──────── Recorded data

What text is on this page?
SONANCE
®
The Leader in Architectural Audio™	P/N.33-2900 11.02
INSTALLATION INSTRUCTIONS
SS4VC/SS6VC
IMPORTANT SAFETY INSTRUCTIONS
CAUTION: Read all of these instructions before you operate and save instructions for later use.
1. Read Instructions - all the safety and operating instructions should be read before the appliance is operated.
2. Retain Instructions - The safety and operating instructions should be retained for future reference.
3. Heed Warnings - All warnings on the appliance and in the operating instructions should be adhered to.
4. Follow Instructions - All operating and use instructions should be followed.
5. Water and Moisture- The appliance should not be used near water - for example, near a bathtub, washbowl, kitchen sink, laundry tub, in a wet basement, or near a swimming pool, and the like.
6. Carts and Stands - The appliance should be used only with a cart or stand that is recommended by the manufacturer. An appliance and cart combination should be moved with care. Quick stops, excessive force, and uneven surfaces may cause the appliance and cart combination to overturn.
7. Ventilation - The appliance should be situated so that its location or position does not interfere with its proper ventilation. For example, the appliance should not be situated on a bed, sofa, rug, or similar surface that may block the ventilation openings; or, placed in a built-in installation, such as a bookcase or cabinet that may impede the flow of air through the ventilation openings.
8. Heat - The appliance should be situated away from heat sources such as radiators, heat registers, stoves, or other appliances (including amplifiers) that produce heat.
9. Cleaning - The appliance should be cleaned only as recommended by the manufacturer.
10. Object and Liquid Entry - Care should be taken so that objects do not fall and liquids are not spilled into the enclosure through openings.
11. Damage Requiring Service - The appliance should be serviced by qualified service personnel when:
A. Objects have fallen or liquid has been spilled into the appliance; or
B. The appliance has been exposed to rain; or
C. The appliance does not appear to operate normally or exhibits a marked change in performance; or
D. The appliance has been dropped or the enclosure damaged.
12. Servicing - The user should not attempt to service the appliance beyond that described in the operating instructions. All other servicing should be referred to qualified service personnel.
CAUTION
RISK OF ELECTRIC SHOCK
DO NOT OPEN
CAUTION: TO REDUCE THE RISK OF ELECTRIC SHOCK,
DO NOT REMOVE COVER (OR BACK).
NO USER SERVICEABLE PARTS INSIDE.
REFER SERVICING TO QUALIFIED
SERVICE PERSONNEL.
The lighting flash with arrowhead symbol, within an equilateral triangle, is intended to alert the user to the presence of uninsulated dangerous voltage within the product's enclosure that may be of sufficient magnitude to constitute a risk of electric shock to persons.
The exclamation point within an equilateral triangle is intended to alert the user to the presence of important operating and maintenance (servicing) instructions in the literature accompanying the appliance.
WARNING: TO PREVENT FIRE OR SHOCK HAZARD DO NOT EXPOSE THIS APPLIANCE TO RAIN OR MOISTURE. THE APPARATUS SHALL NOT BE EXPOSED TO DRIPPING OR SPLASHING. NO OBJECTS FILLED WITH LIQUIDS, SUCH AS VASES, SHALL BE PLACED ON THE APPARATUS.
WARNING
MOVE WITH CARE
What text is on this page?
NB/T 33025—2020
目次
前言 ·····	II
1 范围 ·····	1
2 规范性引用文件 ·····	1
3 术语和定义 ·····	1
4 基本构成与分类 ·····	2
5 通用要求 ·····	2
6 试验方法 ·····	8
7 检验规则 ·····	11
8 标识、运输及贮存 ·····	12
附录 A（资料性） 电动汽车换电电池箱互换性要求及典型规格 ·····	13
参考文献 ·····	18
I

────────────────

Check each line of the records for "before" and copy the ones that contain it.

= Answer to this exercise =
CAUTION: Read all of these instructions before you operate and save instructions for later use.
1. Read Instructions - all the safety and operating instructions should be read before the appliance is operated.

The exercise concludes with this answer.